## Instruction
Repeat the listing that follows, character for character, minus the pictures.

## Data supplied
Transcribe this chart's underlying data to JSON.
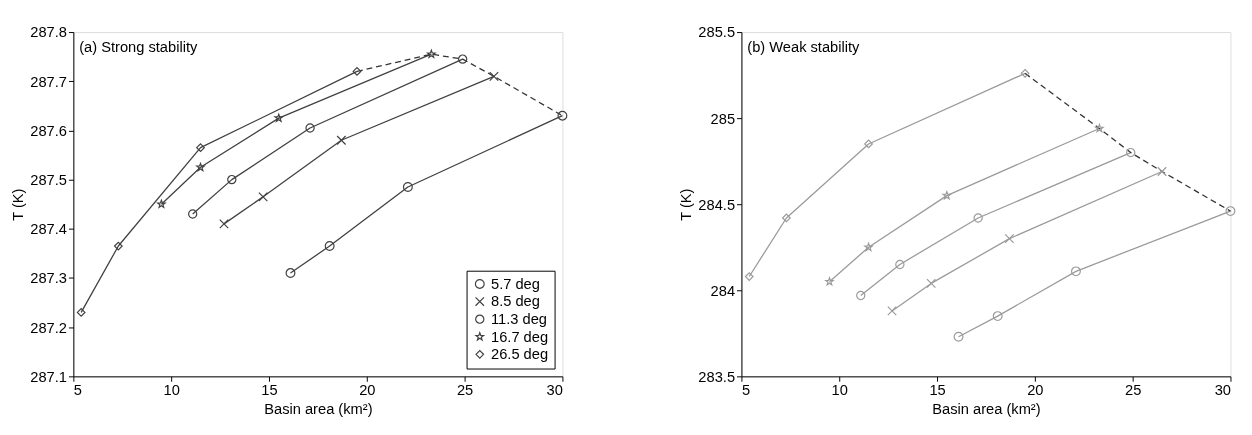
{
  "chart_data": [
    {
      "type": "line",
      "xlabel": "Basin area (km²)",
      "ylabel": "T (K)",
      "annotations": [
        "(a)  Strong stability"
      ],
      "xlim": [
        5,
        30
      ],
      "xticks": [
        5,
        10,
        15,
        20,
        25,
        30
      ],
      "ylim": [
        287.1,
        287.8
      ],
      "yticks": [
        287.1,
        287.2,
        287.3,
        287.4,
        287.5,
        287.6,
        287.7,
        287.8
      ],
      "grid": false,
      "legend": "bottom right",
      "line_style": "solid",
      "series": [
        {
          "name": "5.7 deg",
          "color": "#404040",
          "marker": "circle",
          "x": [
            16.1,
            18.1,
            22.1,
            30
          ],
          "values": [
            287.31,
            287.365,
            287.485,
            287.63
          ]
        },
        {
          "name": "8.5 deg",
          "color": "#404040",
          "marker": "cross",
          "x": [
            12.7,
            14.7,
            18.7,
            26.5
          ],
          "values": [
            287.41,
            287.465,
            287.58,
            287.71
          ]
        },
        {
          "name": "11.3 deg",
          "color": "#404040",
          "marker": "circle",
          "x": [
            11.1,
            13.1,
            17.1,
            24.9
          ],
          "values": [
            287.43,
            287.5,
            287.605,
            287.745
          ]
        },
        {
          "name": "16.7 deg",
          "color": "#404040",
          "marker": "star",
          "x": [
            9.5,
            11.5,
            15.5,
            23.3
          ],
          "values": [
            287.45,
            287.525,
            287.625,
            287.755
          ]
        },
        {
          "name": "26.5 deg",
          "color": "#404040",
          "marker": "diamond",
          "x": [
            5.4,
            7.3,
            11.5,
            19.5
          ],
          "values": [
            287.23,
            287.365,
            287.565,
            287.72
          ]
        },
        {
          "type": "line",
          "color": "#333333",
          "marker": "none",
          "line_style": "dashed",
          "x": [
            19.5,
            23.3,
            24.9,
            26.5,
            30
          ],
          "values": [
            287.72,
            287.755,
            287.745,
            287.71,
            287.63
          ]
        }
      ]
    },
    {
      "type": "line",
      "xlabel": "Basin area (km²)",
      "ylabel": "T (K)",
      "annotations": [
        "(b)  Weak stability"
      ],
      "xlim": [
        5,
        30
      ],
      "xticks": [
        5,
        10,
        15,
        20,
        25,
        30
      ],
      "ylim": [
        283.5,
        285.5
      ],
      "yticks": [
        283.5,
        284,
        284.5,
        285,
        285.5
      ],
      "grid": false,
      "line_style": "solid",
      "series": [
        {
          "color": "#9a9a9a",
          "marker": "circle",
          "x": [
            16.1,
            18.1,
            22.1,
            30
          ],
          "values": [
            283.73,
            283.85,
            284.11,
            284.46
          ]
        },
        {
          "color": "#9a9a9a",
          "marker": "cross",
          "x": [
            12.7,
            14.7,
            18.7,
            26.5
          ],
          "values": [
            283.88,
            284.04,
            284.3,
            284.69
          ]
        },
        {
          "color": "#9a9a9a",
          "marker": "circle",
          "x": [
            11.1,
            13.1,
            17.1,
            24.9
          ],
          "values": [
            283.97,
            284.15,
            284.42,
            284.8
          ]
        },
        {
          "color": "#9a9a9a",
          "marker": "star",
          "x": [
            9.5,
            11.5,
            15.5,
            23.3
          ],
          "values": [
            284.05,
            284.25,
            284.55,
            284.94
          ]
        },
        {
          "color": "#9a9a9a",
          "marker": "diamond",
          "x": [
            5.4,
            7.3,
            11.5,
            19.5
          ],
          "values": [
            284.08,
            284.42,
            284.85,
            285.26
          ]
        },
        {
          "type": "line",
          "color": "#333333",
          "marker": "none",
          "line_style": "dashed",
          "x": [
            19.5,
            23.3,
            24.9,
            26.5,
            30
          ],
          "values": [
            285.26,
            284.94,
            284.8,
            284.69,
            284.46
          ]
        }
      ]
    }
  ]
}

## Solved exercise
Transcribe this chart's underlying data to JSON.
{
  "chart_data": [
    {
      "type": "line",
      "xlabel": "Basin area (km²)",
      "ylabel": "T (K)",
      "annotations": [
        "(a)  Strong stability"
      ],
      "xlim": [
        5,
        30
      ],
      "xticks": [
        5,
        10,
        15,
        20,
        25,
        30
      ],
      "ylim": [
        287.1,
        287.8
      ],
      "yticks": [
        287.1,
        287.2,
        287.3,
        287.4,
        287.5,
        287.6,
        287.7,
        287.8
      ],
      "grid": false,
      "legend": "bottom right",
      "line_style": "solid",
      "series": [
        {
          "name": "5.7 deg",
          "color": "#404040",
          "marker": "circle",
          "x": [
            16.1,
            18.1,
            22.1,
            30
          ],
          "values": [
            287.31,
            287.365,
            287.485,
            287.63
          ]
        },
        {
          "name": "8.5 deg",
          "color": "#404040",
          "marker": "cross",
          "x": [
            12.7,
            14.7,
            18.7,
            26.5
          ],
          "values": [
            287.41,
            287.465,
            287.58,
            287.71
          ]
        },
        {
          "name": "11.3 deg",
          "color": "#404040",
          "marker": "circle",
          "x": [
            11.1,
            13.1,
            17.1,
            24.9
          ],
          "values": [
            287.43,
            287.5,
            287.605,
            287.745
          ]
        },
        {
          "name": "16.7 deg",
          "color": "#404040",
          "marker": "star",
          "x": [
            9.5,
            11.5,
            15.5,
            23.3
          ],
          "values": [
            287.45,
            287.525,
            287.625,
            287.755
          ]
        },
        {
          "name": "26.5 deg",
          "color": "#404040",
          "marker": "diamond",
          "x": [
            5.4,
            7.3,
            11.5,
            19.5
          ],
          "values": [
            287.23,
            287.365,
            287.565,
            287.72
          ]
        },
        {
          "type": "line",
          "color": "#333333",
          "marker": "none",
          "line_style": "dashed",
          "x": [
            19.5,
            23.3,
            24.9,
            26.5,
            30
          ],
          "values": [
            287.72,
            287.755,
            287.745,
            287.71,
            287.63
          ]
        }
      ]
    },
    {
      "type": "line",
      "xlabel": "Basin area (km²)",
      "ylabel": "T (K)",
      "annotations": [
        "(b)  Weak stability"
      ],
      "xlim": [
        5,
        30
      ],
      "xticks": [
        5,
        10,
        15,
        20,
        25,
        30
      ],
      "ylim": [
        283.5,
        285.5
      ],
      "yticks": [
        283.5,
        284,
        284.5,
        285,
        285.5
      ],
      "grid": false,
      "line_style": "solid",
      "series": [
        {
          "color": "#9a9a9a",
          "marker": "circle",
          "x": [
            16.1,
            18.1,
            22.1,
            30
          ],
          "values": [
            283.73,
            283.85,
            284.11,
            284.46
          ]
        },
        {
          "color": "#9a9a9a",
          "marker": "cross",
          "x": [
            12.7,
            14.7,
            18.7,
            26.5
          ],
          "values": [
            283.88,
            284.04,
            284.3,
            284.69
          ]
        },
        {
          "color": "#9a9a9a",
          "marker": "circle",
          "x": [
            11.1,
            13.1,
            17.1,
            24.9
          ],
          "values": [
            283.97,
            284.15,
            284.42,
            284.8
          ]
        },
        {
          "color": "#9a9a9a",
          "marker": "star",
          "x": [
            9.5,
            11.5,
            15.5,
            23.3
          ],
          "values": [
            284.05,
            284.25,
            284.55,
            284.94
          ]
        },
        {
          "color": "#9a9a9a",
          "marker": "diamond",
          "x": [
            5.4,
            7.3,
            11.5,
            19.5
          ],
          "values": [
            284.08,
            284.42,
            284.85,
            285.26
          ]
        },
        {
          "type": "line",
          "color": "#333333",
          "marker": "none",
          "line_style": "dashed",
          "x": [
            19.5,
            23.3,
            24.9,
            26.5,
            30
          ],
          "values": [
            285.26,
            284.94,
            284.8,
            284.69,
            284.46
          ]
        }
      ]
    }
  ]
}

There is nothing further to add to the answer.